Reproduce each line exactly. Skip none.
>>>
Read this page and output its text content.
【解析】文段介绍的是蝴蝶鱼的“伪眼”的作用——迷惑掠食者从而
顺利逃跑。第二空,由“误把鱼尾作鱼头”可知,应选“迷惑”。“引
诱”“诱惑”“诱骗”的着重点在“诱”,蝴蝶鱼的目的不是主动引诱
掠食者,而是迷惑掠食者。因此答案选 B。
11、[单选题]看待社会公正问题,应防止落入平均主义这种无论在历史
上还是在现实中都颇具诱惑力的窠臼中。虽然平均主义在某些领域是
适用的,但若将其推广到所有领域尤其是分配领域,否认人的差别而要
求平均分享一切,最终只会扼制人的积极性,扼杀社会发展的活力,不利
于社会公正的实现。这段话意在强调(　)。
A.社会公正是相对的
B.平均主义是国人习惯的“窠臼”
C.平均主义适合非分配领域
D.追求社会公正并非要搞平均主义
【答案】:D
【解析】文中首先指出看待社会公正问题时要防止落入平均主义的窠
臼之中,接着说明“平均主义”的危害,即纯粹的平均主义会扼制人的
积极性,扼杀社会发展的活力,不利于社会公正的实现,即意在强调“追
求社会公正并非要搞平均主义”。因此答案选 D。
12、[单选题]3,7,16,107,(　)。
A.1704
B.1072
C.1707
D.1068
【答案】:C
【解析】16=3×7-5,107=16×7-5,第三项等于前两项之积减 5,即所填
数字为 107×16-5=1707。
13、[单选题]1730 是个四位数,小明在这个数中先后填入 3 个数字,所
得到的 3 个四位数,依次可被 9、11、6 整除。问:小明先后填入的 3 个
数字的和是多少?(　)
<<<
COMPLETE OUTPUT:
Read this page and output its text content.
【解析】文段介绍的是蝴蝶鱼的“伪眼”的作用——迷惑掠食者从而
顺利逃跑。第二空,由“误把鱼尾作鱼头”可知,应选“迷惑”。“引
诱”“诱惑”“诱骗”的着重点在“诱”,蝴蝶鱼的目的不是主动引诱
掠食者,而是迷惑掠食者。因此答案选 B。
11、[单选题]看待社会公正问题,应防止落入平均主义这种无论在历史
上还是在现实中都颇具诱惑力的窠臼中。虽然平均主义在某些领域是
适用的,但若将其推广到所有领域尤其是分配领域,否认人的差别而要
求平均分享一切,最终只会扼制人的积极性,扼杀社会发展的活力,不利
于社会公正的实现。这段话意在强调(　)。
A.社会公正是相对的
B.平均主义是国人习惯的“窠臼”
C.平均主义适合非分配领域
D.追求社会公正并非要搞平均主义
【答案】:D
【解析】文中首先指出看待社会公正问题时要防止落入平均主义的窠
臼之中,接着说明“平均主义”的危害,即纯粹的平均主义会扼制人的
积极性,扼杀社会发展的活力,不利于社会公正的实现,即意在强调“追
求社会公正并非要搞平均主义”。因此答案选 D。
12、[单选题]3,7,16,107,(　)。
A.1704
B.1072
C.1707
D.1068
【答案】:C
【解析】16=3×7-5,107=16×7-5,第三项等于前两项之积减 5,即所填
数字为 107×16-5=1707。
13、[单选题]1730 是个四位数,小明在这个数中先后填入 3 个数字,所
得到的 3 个四位数,依次可被 9、11、6 整除。问:小明先后填入的 3 个
数字的和是多少?(　)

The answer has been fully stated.